• _DIRECTIONS FOR THIS TASK_
Pick out each line containing the string "schemas" and copy it.

• _SOURCE MATERIAL_
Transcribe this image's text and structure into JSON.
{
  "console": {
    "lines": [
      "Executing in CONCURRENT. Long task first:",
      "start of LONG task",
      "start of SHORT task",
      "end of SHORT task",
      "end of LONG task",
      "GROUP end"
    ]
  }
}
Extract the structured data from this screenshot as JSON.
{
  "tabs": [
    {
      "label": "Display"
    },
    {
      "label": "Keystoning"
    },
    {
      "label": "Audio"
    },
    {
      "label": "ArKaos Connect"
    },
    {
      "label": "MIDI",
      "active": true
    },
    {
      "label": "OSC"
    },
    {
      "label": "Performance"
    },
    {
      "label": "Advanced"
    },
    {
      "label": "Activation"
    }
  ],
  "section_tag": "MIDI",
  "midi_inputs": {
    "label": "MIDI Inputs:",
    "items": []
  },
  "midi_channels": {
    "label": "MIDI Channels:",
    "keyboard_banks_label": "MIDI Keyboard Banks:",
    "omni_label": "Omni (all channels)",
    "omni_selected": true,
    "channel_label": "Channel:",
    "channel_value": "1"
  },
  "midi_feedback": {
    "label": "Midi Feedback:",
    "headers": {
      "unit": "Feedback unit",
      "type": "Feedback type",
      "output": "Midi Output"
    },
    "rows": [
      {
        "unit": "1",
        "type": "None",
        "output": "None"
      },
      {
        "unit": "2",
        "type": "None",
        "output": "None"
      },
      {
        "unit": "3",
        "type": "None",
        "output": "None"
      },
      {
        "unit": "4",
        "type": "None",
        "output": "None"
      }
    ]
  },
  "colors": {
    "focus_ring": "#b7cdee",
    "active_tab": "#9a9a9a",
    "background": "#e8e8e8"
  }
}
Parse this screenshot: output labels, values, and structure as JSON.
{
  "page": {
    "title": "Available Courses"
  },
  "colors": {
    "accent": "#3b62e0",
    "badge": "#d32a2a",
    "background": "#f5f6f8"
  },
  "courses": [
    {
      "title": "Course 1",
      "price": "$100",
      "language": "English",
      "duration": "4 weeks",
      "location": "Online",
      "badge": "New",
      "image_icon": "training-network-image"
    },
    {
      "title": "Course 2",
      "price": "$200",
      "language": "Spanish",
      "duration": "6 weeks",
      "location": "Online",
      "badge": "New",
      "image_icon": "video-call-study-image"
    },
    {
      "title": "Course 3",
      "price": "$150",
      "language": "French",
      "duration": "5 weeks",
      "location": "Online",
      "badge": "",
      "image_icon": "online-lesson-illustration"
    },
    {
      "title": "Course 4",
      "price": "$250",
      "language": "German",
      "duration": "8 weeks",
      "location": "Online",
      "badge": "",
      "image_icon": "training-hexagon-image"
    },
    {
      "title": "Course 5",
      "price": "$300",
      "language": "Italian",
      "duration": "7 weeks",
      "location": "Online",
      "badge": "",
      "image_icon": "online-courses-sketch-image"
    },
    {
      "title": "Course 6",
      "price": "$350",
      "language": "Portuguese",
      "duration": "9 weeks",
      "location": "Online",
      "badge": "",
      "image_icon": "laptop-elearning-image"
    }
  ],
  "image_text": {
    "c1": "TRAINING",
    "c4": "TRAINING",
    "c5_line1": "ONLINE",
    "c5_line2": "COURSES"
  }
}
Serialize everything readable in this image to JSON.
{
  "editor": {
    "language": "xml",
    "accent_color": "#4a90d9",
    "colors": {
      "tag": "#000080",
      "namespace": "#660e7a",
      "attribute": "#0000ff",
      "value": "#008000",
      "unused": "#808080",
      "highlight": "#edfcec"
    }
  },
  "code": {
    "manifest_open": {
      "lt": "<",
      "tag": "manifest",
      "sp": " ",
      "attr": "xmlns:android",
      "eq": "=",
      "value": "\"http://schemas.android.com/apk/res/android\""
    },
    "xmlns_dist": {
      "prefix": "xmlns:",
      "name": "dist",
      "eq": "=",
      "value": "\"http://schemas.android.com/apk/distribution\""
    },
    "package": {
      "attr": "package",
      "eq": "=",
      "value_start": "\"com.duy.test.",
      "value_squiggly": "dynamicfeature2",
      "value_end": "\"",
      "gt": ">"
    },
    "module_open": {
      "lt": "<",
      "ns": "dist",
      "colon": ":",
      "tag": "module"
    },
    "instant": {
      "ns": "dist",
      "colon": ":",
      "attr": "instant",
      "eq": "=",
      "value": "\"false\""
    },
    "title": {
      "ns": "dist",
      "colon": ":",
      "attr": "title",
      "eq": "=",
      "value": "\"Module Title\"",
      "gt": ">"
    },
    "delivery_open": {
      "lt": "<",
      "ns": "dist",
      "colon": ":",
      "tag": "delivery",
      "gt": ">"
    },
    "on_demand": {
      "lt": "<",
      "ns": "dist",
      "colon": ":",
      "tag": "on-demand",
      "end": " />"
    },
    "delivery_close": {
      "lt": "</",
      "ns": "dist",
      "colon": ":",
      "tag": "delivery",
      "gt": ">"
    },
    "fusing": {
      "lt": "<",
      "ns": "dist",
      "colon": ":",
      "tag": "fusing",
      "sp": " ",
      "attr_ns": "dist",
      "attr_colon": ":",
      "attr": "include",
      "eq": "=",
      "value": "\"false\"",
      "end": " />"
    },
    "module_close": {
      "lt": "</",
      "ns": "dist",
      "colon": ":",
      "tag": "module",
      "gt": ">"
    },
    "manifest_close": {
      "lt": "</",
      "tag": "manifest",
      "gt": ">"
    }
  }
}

• _ANSWER TO THE EXERCISE_
      "value": "\"http://schemas.android.com/apk/res/android\""
      "value": "\"http://schemas.android.com/apk/distribution\""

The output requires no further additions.